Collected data
-*-*-

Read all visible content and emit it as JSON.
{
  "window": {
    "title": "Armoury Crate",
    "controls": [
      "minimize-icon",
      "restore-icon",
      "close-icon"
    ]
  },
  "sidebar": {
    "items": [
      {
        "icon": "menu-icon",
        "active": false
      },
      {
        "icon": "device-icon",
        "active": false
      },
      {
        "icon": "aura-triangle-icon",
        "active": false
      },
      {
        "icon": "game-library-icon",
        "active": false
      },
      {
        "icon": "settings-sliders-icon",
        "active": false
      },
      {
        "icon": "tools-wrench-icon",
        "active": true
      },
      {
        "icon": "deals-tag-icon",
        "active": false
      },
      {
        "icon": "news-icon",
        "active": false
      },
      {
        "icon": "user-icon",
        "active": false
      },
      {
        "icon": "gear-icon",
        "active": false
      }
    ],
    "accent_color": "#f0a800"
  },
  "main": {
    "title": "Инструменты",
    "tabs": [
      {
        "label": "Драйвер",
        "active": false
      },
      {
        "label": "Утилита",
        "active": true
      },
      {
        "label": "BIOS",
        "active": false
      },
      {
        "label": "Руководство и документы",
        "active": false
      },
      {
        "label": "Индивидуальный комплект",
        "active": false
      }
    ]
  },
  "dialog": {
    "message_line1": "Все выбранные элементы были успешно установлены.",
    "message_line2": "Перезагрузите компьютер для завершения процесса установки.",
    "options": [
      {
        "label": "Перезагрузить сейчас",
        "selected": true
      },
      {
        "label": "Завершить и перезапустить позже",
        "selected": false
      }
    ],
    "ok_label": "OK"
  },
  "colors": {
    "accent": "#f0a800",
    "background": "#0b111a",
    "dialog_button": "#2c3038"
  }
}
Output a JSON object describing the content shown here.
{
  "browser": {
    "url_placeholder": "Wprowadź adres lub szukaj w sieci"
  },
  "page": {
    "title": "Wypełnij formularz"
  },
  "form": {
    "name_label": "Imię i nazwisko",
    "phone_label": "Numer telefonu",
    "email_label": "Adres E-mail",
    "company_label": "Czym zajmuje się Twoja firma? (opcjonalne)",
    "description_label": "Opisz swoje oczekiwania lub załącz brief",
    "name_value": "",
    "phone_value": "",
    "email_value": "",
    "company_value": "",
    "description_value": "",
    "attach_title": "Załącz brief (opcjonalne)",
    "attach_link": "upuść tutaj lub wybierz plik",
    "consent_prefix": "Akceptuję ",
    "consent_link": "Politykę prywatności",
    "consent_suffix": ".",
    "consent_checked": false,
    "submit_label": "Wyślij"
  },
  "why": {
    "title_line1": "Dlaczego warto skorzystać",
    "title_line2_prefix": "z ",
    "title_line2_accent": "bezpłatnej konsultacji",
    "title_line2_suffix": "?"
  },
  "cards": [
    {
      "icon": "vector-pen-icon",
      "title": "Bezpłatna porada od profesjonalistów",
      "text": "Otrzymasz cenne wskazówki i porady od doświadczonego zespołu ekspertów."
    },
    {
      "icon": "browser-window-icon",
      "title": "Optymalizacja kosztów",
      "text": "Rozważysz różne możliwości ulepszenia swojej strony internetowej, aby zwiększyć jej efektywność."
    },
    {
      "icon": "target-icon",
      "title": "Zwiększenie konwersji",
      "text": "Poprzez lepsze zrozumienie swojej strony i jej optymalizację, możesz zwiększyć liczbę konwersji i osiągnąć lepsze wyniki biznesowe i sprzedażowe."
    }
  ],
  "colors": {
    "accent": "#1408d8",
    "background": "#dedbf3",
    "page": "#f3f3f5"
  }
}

-*-*-

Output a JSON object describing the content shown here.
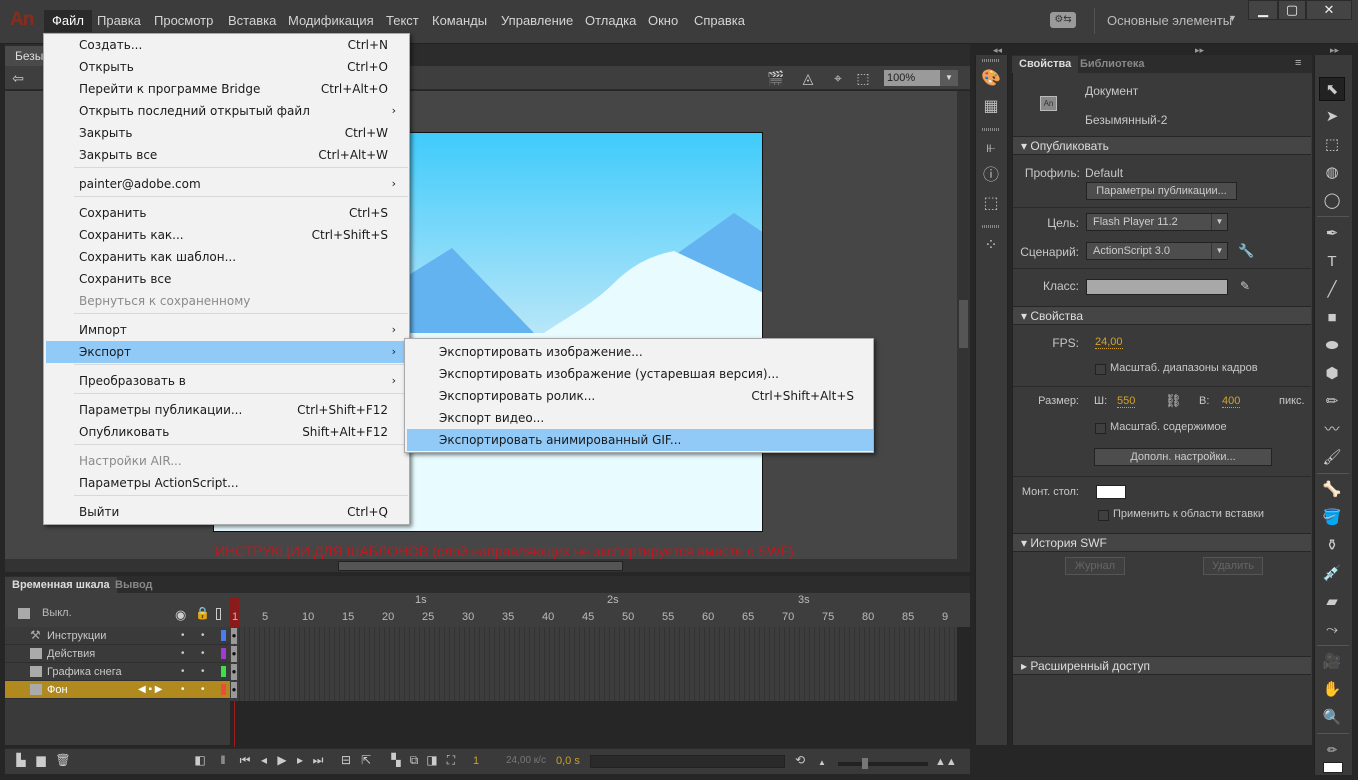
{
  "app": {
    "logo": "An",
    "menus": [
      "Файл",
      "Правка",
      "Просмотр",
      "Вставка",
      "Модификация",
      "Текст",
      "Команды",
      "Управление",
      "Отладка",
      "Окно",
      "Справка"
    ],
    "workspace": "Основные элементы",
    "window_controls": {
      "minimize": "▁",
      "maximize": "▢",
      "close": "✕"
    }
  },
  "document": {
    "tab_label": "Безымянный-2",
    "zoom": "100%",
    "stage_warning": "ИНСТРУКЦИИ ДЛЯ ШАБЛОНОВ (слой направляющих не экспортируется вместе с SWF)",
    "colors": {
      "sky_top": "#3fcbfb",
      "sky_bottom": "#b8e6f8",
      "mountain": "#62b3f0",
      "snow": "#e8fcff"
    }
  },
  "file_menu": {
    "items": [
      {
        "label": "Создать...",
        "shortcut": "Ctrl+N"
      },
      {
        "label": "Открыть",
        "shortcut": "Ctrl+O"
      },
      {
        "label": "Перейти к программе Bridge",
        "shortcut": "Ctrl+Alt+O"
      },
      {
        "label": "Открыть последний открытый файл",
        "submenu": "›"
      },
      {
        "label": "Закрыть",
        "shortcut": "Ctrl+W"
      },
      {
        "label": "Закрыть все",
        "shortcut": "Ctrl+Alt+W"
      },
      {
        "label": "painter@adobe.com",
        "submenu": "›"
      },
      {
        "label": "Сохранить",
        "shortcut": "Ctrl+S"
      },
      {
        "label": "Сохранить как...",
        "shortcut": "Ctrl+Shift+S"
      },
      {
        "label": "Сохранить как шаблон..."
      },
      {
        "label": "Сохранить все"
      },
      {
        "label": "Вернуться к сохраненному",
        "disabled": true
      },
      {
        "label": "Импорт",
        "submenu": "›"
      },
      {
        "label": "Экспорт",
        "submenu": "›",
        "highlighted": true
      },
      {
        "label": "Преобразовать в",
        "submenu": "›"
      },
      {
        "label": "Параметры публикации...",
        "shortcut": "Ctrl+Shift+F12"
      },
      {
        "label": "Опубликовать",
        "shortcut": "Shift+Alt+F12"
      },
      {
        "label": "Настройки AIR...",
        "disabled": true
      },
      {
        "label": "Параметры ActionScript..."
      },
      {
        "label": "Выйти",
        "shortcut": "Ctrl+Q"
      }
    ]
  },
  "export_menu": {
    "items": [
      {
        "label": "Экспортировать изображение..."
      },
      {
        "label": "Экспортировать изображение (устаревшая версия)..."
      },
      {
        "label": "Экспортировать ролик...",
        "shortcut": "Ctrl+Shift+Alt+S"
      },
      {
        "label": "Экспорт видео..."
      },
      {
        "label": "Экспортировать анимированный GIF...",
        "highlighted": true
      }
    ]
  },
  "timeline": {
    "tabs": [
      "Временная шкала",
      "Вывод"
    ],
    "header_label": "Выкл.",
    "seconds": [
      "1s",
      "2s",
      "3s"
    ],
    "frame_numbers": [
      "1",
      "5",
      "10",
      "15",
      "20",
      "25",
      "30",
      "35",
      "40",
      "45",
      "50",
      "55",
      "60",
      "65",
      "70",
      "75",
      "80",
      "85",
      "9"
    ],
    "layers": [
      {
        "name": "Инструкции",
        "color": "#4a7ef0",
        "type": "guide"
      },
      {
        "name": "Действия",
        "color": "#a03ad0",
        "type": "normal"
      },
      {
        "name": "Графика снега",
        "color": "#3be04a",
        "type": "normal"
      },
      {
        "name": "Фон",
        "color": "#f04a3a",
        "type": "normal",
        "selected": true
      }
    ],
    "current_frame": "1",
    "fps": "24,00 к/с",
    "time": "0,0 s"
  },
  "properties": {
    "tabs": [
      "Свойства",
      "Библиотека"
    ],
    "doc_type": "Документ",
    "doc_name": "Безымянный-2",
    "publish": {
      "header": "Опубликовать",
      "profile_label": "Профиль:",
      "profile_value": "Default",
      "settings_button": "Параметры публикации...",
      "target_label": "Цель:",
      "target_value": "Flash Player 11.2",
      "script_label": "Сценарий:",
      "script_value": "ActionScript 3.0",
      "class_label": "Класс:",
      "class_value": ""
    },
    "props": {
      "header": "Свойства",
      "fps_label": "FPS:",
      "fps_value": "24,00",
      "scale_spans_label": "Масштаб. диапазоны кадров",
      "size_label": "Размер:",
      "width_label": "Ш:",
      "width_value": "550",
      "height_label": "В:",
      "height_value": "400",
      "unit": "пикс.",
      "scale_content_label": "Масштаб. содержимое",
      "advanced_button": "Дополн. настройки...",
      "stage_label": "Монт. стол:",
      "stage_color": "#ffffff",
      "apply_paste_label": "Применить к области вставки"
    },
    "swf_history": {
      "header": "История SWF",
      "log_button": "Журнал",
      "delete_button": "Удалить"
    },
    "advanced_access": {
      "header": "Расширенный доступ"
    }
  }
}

-*-*-

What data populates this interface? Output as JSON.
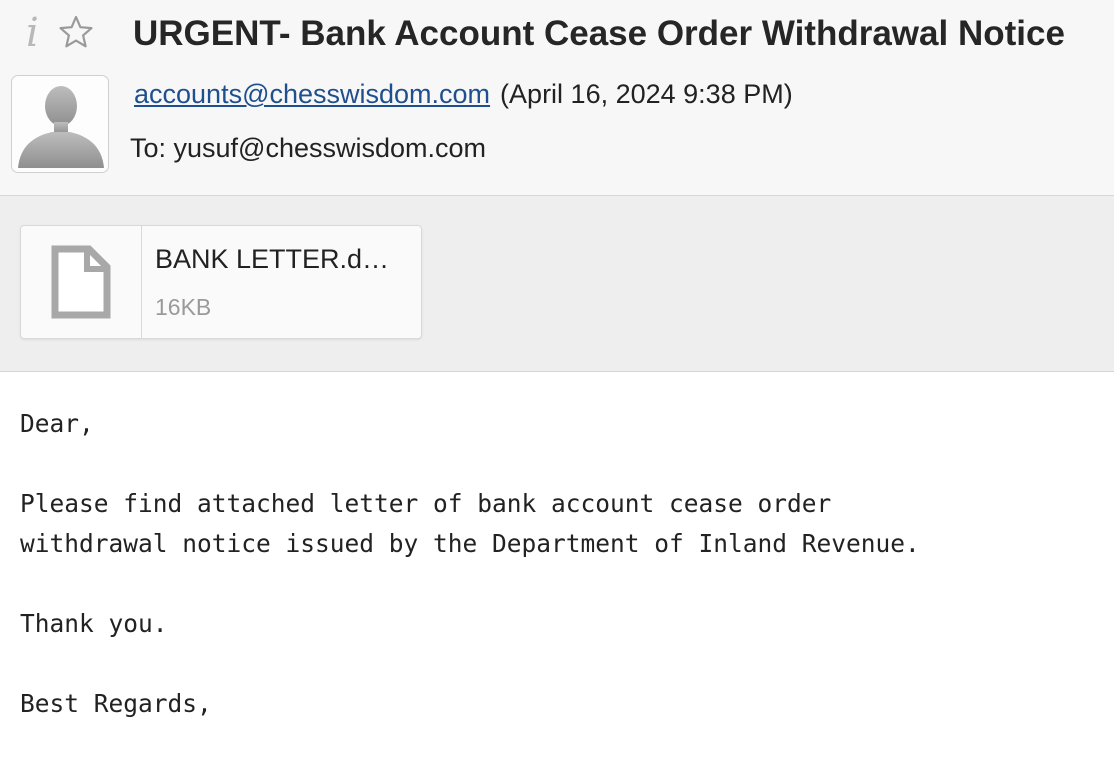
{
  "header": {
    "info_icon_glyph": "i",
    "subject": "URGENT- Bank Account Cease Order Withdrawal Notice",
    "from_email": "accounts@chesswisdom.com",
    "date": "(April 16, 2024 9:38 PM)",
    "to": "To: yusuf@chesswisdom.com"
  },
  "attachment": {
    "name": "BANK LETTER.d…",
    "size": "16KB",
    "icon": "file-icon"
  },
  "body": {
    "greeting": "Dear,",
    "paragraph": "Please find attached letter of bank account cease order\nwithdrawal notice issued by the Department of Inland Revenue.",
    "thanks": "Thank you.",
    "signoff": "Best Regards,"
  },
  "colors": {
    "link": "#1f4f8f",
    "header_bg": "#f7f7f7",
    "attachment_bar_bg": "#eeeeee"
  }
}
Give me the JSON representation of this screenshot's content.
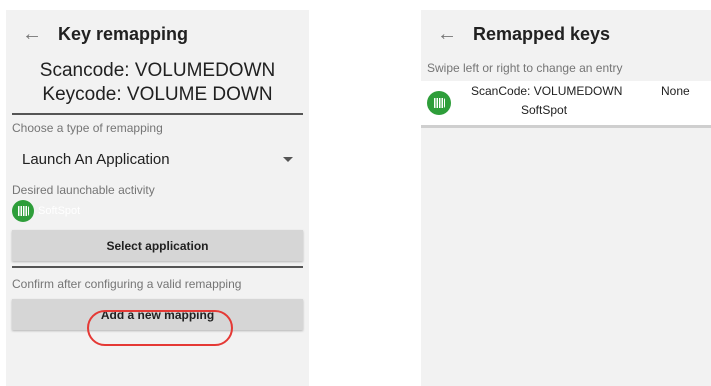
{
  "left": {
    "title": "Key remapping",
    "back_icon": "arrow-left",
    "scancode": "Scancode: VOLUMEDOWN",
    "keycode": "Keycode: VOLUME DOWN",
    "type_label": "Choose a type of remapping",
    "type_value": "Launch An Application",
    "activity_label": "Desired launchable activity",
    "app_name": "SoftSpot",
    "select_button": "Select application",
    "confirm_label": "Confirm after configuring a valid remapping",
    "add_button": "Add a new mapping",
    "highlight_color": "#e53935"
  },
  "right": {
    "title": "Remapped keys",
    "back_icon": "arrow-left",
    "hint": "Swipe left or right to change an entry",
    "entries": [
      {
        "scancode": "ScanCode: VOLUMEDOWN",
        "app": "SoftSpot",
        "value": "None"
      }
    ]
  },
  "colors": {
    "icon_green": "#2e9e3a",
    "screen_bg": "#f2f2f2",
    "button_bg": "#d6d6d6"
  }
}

-*-*-

= Task objective =
Pick out every line holding the string "zwiększyć" and return it.

= Output =
      "text": "Rozważysz różne możliwości ulepszenia swojej strony internetowej, aby zwiększyć jej efektywność."
      "text": "Poprzez lepsze zrozumienie swojej strony i jej optymalizację, możesz zwiększyć liczbę konwersji i osiągnąć lepsze wyniki biznesowe i sprzedażowe."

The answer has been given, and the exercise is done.